Dataset entries
-*-*-

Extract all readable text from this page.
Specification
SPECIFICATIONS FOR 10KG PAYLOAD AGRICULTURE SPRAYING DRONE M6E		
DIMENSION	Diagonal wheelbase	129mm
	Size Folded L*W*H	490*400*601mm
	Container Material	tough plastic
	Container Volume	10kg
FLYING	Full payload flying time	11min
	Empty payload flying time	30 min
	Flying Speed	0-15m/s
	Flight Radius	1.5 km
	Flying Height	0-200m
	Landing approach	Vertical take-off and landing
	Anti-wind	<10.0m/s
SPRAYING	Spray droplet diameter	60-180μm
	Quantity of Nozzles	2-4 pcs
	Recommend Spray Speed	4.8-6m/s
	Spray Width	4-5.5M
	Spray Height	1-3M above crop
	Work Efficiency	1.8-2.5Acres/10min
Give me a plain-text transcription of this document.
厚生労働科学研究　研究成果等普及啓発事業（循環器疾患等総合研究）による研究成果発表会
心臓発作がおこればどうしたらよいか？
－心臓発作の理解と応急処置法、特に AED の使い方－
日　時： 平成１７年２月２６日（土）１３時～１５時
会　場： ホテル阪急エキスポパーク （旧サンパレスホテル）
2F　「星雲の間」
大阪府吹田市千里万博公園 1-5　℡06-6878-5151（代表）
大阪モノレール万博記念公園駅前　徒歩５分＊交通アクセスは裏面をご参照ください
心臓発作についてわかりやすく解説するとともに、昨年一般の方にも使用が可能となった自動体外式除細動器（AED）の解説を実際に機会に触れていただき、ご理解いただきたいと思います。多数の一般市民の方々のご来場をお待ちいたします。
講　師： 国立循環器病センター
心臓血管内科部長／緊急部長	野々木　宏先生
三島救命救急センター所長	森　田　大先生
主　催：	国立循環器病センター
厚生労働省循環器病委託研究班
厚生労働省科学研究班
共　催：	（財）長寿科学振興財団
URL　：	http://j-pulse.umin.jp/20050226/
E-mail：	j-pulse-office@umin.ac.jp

-*-*-

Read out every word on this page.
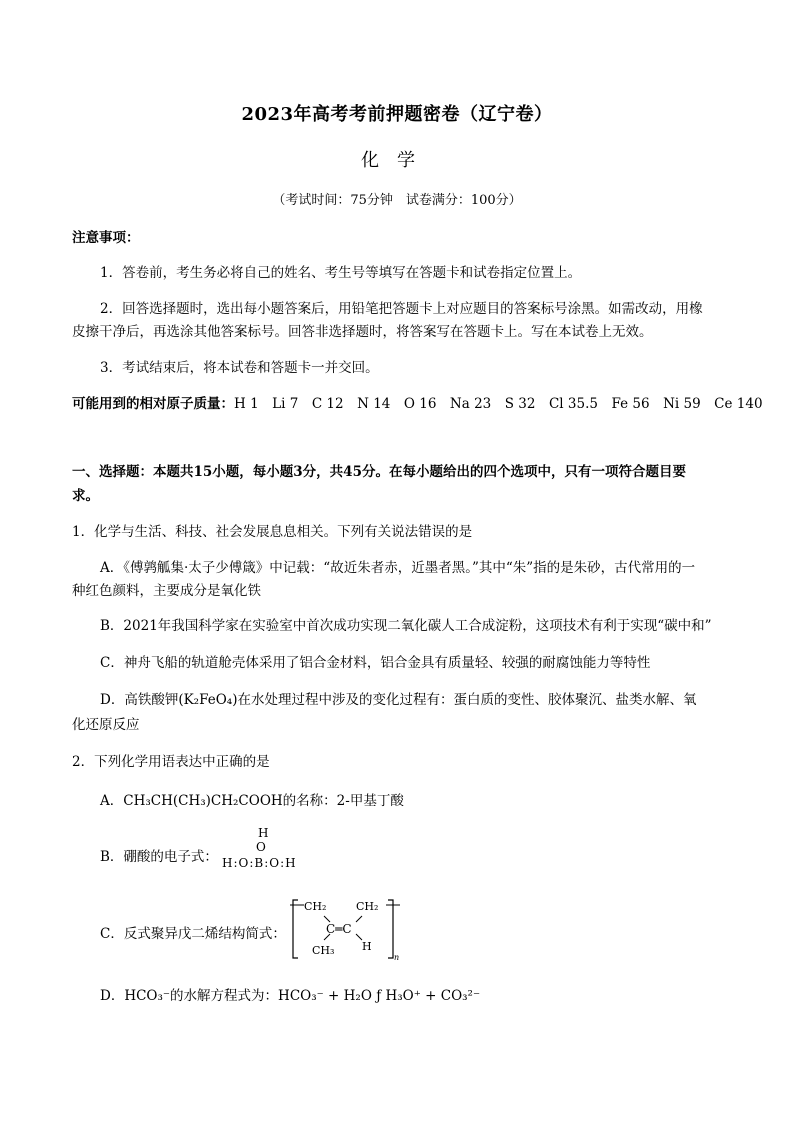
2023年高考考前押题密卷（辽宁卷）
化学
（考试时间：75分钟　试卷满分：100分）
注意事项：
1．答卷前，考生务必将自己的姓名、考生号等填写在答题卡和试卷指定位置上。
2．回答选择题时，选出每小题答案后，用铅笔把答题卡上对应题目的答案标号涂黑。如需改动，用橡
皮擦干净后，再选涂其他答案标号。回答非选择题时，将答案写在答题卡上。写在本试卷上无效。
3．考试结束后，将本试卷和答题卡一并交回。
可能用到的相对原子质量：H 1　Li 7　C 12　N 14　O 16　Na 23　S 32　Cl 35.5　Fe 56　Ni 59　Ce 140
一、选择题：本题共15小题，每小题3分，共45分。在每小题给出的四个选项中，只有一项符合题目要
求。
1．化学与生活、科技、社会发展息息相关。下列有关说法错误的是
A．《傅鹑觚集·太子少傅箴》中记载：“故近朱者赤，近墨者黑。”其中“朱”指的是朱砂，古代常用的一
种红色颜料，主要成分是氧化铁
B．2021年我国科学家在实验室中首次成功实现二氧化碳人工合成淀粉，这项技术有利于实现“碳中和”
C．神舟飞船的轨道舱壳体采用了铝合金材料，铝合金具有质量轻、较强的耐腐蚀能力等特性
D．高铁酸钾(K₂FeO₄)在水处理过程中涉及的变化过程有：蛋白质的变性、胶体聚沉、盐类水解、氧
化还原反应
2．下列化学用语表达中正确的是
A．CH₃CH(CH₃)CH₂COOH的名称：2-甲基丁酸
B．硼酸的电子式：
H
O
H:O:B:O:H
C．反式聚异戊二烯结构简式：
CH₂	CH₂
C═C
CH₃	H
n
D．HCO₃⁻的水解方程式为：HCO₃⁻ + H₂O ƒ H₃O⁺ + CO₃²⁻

-*-*-

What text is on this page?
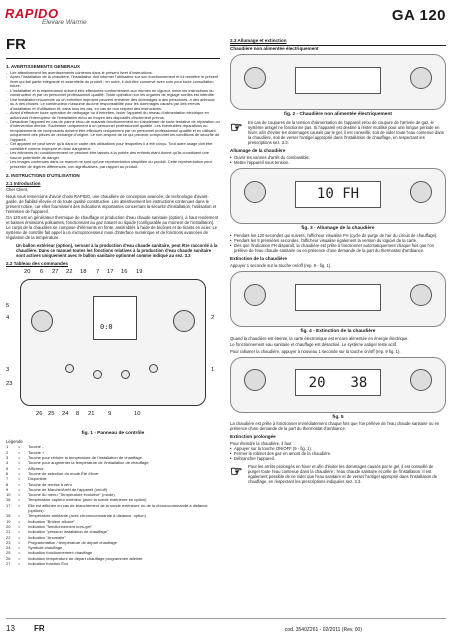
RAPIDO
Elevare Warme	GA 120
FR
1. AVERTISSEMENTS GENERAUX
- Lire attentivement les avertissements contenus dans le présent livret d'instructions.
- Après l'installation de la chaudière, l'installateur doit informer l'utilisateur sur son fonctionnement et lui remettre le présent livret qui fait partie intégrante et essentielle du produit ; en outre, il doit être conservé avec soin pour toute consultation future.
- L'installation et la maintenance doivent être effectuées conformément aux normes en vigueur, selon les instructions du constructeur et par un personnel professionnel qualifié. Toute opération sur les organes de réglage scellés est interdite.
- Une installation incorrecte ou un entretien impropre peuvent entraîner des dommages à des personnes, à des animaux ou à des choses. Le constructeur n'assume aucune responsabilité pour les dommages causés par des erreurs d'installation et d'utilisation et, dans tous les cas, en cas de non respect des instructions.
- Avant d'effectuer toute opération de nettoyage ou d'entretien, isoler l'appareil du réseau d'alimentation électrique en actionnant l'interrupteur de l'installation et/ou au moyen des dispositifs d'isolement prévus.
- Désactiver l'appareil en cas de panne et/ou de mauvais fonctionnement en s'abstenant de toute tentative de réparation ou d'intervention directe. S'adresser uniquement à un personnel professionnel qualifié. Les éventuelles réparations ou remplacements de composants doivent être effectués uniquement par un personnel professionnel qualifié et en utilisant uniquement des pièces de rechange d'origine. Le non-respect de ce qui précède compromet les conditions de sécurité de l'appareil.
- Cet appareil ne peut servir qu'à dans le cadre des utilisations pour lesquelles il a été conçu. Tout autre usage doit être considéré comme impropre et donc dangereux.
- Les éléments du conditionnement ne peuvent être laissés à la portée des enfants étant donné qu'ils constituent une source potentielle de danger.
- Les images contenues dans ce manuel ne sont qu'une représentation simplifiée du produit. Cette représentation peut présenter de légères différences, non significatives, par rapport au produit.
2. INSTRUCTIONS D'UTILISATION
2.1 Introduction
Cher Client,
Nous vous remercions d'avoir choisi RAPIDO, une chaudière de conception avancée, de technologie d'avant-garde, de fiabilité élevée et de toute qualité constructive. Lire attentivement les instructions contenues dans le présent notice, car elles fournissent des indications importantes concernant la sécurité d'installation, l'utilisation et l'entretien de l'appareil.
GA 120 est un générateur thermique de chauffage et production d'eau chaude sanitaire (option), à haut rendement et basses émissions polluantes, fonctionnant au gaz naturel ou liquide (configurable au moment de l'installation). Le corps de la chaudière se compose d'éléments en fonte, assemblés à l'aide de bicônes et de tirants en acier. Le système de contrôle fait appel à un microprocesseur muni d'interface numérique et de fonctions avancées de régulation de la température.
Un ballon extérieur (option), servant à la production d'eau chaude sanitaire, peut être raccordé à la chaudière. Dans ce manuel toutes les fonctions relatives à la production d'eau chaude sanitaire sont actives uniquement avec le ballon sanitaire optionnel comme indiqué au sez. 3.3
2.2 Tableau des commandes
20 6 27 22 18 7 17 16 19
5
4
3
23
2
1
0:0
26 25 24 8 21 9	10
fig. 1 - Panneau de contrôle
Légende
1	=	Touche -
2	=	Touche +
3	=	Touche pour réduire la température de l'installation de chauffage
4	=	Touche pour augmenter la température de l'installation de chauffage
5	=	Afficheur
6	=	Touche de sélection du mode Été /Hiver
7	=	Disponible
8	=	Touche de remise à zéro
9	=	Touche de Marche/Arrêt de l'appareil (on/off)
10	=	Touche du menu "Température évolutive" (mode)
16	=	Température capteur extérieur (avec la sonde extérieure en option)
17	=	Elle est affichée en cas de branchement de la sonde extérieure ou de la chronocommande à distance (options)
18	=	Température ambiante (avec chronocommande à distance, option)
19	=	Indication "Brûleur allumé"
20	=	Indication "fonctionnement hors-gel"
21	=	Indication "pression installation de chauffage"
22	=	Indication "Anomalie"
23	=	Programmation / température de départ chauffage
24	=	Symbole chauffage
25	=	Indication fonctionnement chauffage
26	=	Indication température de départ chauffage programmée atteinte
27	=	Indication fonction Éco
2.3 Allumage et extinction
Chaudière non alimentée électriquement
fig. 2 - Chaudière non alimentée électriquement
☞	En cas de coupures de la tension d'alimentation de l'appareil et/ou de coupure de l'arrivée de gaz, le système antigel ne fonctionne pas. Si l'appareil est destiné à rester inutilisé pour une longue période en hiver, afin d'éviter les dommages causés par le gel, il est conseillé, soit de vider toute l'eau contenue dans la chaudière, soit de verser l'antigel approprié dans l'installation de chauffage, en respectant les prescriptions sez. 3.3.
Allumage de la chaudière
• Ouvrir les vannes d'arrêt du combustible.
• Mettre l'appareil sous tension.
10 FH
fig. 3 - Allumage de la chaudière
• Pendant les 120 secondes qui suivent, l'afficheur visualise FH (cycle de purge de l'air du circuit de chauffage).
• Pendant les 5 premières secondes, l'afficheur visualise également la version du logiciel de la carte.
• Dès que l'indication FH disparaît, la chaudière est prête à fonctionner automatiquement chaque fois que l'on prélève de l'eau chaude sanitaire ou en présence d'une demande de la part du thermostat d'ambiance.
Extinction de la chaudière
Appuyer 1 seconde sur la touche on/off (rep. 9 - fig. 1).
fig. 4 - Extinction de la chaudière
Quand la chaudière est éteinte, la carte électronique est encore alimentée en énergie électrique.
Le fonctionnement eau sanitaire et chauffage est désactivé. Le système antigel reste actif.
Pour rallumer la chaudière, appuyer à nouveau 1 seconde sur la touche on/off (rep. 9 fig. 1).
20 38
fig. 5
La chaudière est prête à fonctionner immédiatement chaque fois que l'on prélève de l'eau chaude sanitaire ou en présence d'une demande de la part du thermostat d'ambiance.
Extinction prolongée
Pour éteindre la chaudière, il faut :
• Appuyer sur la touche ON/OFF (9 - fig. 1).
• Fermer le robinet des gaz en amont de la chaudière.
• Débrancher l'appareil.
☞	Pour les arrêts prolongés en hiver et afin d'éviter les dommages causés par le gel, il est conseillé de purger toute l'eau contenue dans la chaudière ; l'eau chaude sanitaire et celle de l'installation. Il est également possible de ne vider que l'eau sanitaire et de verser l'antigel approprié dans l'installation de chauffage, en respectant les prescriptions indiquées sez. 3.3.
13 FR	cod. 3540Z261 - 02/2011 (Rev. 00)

-*-*-

#### What is expected:
Only the count is needed: the number of lines in the data that include the word "prête".

#### Completed exercise:
2